(What you have to do): A single number is wanted: how many lines of the records below contain the word "resistance".
::: Data section
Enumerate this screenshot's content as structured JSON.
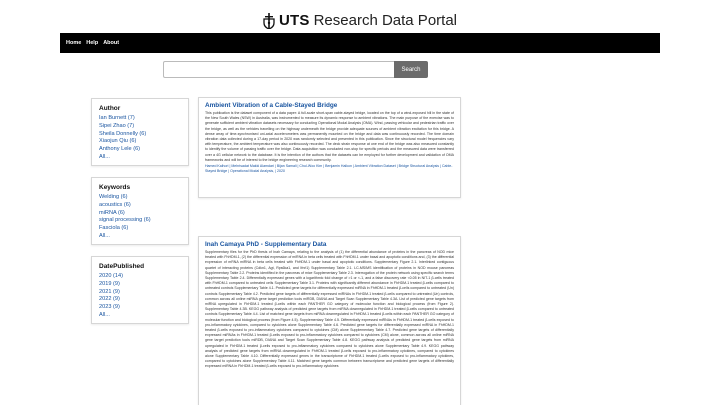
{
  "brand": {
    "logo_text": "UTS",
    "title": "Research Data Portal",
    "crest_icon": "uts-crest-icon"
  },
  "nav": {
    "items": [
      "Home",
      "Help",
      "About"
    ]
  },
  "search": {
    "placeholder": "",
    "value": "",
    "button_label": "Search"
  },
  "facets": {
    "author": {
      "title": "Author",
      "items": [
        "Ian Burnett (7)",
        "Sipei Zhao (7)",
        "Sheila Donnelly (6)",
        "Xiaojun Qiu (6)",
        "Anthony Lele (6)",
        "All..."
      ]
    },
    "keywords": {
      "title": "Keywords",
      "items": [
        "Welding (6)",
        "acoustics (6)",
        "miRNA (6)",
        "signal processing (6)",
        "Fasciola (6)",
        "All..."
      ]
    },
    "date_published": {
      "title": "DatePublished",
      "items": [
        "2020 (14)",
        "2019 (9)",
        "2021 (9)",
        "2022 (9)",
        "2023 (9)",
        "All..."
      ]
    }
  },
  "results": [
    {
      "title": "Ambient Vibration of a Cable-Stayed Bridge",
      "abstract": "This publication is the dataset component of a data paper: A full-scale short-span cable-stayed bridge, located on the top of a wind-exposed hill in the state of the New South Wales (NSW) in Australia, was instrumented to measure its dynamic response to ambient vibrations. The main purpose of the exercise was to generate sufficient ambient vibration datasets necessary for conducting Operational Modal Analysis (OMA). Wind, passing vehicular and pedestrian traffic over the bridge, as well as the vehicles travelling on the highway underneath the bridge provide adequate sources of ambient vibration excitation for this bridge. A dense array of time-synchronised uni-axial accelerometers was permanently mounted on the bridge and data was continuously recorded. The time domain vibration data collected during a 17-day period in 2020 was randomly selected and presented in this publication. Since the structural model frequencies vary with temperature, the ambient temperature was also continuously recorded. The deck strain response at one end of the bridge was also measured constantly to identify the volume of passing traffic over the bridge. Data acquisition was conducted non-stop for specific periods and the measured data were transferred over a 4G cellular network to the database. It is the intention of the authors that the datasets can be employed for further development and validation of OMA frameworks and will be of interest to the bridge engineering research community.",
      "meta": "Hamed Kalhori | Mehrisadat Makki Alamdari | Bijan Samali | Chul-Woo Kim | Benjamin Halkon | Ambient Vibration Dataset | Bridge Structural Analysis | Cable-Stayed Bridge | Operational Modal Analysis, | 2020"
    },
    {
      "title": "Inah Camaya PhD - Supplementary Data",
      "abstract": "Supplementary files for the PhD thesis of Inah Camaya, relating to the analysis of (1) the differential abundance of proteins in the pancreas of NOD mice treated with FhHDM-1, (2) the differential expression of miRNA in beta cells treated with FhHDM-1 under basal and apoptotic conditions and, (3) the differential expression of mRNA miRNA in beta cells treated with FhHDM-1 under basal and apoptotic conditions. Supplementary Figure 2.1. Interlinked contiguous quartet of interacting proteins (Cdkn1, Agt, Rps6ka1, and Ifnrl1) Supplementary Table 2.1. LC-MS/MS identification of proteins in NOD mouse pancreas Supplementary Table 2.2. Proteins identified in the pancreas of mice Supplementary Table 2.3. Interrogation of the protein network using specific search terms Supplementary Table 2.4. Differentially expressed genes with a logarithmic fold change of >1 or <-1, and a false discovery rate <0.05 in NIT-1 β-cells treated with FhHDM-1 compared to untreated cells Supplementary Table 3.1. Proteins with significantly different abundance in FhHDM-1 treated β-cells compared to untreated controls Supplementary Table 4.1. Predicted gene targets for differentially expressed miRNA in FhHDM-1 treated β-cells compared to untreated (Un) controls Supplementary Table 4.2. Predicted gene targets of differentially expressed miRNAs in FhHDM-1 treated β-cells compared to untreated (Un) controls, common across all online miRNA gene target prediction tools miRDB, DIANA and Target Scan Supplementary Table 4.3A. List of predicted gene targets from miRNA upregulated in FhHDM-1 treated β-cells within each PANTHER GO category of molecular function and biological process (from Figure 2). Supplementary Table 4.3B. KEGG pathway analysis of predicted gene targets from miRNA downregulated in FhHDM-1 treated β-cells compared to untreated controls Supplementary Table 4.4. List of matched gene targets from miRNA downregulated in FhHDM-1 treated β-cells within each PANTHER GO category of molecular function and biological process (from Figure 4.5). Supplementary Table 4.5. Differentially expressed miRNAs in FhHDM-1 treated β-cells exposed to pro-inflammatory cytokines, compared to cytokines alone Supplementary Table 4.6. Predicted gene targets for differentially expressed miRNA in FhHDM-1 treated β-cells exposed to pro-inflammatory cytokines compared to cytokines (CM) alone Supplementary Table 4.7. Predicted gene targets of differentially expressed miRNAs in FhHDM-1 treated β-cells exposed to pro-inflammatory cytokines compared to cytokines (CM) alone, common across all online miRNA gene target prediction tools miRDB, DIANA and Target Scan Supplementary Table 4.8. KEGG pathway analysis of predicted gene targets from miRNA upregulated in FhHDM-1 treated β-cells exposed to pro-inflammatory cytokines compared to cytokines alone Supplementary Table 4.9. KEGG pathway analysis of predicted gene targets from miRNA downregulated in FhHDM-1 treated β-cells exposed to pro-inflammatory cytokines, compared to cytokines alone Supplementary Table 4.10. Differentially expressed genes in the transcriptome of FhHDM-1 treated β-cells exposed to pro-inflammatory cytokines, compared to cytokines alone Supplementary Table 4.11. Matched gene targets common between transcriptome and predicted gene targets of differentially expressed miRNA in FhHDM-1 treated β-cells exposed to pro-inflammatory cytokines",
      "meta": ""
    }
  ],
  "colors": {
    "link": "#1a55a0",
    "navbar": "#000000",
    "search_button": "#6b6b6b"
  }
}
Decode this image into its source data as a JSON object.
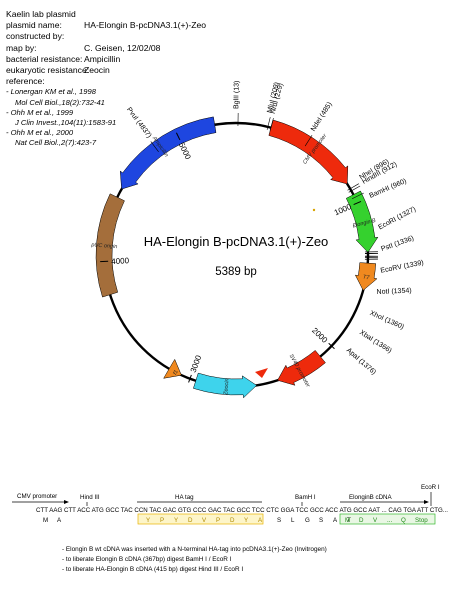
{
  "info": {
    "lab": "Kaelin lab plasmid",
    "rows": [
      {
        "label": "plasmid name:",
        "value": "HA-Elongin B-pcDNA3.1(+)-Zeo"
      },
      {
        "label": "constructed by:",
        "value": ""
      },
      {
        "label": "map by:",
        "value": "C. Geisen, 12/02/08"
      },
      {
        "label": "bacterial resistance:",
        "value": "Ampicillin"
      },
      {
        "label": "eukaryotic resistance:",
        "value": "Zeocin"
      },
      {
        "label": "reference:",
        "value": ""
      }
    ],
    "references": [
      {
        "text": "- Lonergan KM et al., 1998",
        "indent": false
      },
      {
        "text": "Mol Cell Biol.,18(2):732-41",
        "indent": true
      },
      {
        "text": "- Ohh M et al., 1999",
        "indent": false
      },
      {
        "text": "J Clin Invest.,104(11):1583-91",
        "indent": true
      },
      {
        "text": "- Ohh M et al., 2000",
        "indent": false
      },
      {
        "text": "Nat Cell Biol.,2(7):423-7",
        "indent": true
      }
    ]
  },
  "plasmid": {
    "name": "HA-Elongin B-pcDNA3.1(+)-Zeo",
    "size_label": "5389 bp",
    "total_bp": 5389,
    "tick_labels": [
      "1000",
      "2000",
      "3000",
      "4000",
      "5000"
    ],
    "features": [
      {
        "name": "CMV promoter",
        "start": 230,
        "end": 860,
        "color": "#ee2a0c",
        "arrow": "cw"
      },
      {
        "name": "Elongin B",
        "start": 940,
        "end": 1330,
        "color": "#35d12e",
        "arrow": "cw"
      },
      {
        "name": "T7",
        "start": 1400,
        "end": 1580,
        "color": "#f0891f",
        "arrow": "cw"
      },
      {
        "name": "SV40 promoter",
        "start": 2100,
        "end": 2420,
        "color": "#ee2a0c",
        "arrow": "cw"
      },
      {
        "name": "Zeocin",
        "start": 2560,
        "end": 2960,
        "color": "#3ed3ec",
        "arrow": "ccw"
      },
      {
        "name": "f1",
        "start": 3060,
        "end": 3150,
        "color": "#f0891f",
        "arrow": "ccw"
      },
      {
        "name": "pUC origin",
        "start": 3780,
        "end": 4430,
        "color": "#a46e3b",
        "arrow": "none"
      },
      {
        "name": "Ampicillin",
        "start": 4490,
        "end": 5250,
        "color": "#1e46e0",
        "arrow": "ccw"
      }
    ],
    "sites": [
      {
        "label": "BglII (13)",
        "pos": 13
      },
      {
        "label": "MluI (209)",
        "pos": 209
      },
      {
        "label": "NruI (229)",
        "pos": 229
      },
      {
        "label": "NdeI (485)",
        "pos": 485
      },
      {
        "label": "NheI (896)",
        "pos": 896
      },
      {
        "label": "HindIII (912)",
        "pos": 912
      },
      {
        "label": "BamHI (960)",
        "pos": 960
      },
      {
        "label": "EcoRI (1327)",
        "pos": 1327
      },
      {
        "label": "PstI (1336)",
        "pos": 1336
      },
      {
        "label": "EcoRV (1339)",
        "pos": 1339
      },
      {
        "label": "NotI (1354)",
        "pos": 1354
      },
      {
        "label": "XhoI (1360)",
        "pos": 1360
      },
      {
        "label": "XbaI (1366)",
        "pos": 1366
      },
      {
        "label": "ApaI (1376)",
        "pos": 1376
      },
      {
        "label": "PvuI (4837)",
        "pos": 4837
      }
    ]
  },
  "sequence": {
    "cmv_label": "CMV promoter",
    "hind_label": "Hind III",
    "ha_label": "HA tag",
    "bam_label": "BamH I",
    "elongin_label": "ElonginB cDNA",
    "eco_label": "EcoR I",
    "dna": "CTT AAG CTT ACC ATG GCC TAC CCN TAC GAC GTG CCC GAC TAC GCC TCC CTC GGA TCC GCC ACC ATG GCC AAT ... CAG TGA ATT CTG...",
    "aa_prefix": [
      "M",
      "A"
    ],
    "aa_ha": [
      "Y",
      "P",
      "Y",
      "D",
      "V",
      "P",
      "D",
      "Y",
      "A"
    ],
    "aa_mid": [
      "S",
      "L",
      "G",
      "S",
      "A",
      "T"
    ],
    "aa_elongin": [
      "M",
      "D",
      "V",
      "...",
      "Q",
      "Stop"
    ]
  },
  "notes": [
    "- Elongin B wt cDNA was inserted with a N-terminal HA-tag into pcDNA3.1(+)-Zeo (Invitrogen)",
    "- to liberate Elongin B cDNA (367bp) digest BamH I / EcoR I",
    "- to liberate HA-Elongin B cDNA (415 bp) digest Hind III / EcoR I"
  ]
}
::::::
::: Data section
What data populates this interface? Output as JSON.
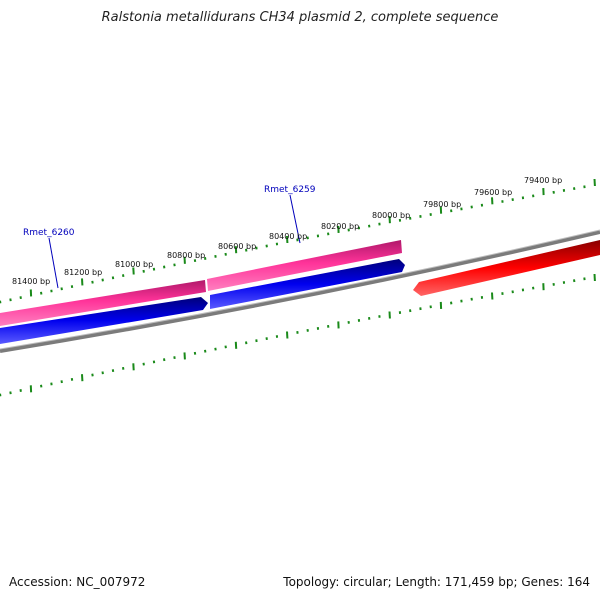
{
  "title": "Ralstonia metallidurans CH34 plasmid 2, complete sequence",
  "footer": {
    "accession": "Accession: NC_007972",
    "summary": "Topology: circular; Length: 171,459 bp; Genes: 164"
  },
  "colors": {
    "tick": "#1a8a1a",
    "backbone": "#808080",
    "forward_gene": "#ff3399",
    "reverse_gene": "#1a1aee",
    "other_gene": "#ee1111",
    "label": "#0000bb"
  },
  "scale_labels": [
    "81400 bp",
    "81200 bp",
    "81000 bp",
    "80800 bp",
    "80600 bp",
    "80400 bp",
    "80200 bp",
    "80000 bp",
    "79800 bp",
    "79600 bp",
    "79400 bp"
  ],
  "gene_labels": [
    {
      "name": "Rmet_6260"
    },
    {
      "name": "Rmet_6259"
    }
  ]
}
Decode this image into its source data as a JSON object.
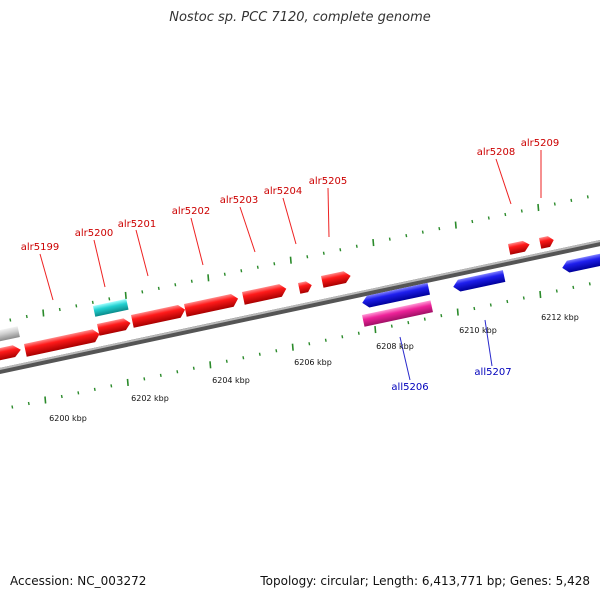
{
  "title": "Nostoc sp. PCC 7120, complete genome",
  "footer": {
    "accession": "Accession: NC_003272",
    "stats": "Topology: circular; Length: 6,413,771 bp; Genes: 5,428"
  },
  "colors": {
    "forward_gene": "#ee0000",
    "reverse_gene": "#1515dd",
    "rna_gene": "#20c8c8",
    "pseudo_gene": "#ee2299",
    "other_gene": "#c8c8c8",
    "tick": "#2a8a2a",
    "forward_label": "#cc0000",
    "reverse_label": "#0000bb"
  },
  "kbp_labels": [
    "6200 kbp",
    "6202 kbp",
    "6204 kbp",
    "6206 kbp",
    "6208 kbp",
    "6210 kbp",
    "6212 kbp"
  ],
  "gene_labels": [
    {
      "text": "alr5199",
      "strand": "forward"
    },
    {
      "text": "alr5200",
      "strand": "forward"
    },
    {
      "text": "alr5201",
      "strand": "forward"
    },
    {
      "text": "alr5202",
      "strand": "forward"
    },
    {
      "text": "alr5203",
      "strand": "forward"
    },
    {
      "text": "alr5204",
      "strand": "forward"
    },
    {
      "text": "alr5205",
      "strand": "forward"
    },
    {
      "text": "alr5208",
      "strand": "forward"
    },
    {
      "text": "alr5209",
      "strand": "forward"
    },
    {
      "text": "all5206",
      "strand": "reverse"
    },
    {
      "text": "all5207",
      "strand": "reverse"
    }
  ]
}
::::::
(Solution to this task): 2